### What needs to be done
Would you set down every entry shown below, precisely as written?

**** The records ****

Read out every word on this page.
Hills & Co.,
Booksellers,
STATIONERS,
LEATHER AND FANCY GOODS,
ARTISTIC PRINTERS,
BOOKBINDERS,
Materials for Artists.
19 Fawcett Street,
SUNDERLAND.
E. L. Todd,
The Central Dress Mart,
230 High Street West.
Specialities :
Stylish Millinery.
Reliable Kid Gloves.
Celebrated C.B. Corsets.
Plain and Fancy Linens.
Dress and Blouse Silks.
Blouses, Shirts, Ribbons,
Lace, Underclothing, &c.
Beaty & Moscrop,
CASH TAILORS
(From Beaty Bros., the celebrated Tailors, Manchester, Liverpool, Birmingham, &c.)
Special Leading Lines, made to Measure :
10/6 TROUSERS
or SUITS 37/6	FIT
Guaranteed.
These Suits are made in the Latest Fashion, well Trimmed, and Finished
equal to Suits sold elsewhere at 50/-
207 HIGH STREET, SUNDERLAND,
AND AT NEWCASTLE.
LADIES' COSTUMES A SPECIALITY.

****

### The response
Read out every word on this page.
Hills & Co.,
Booksellers,
STATIONERS,
LEATHER AND FANCY GOODS,
ARTISTIC PRINTERS,
BOOKBINDERS,
Materials for Artists.
19 Fawcett Street,
SUNDERLAND.
E. L. Todd,
The Central Dress Mart,
230 High Street West.
Specialities :
Stylish Millinery.
Reliable Kid Gloves.
Celebrated C.B. Corsets.
Plain and Fancy Linens.
Dress and Blouse Silks.
Blouses, Shirts, Ribbons,
Lace, Underclothing, &c.
Beaty & Moscrop,
CASH TAILORS
(From Beaty Bros., the celebrated Tailors, Manchester, Liverpool, Birmingham, &c.)
Special Leading Lines, made to Measure :
10/6 TROUSERS
or SUITS 37/6	FIT
Guaranteed.
These Suits are made in the Latest Fashion, well Trimmed, and Finished
equal to Suits sold elsewhere at 50/-
207 HIGH STREET, SUNDERLAND,
AND AT NEWCASTLE.
LADIES' COSTUMES A SPECIALITY.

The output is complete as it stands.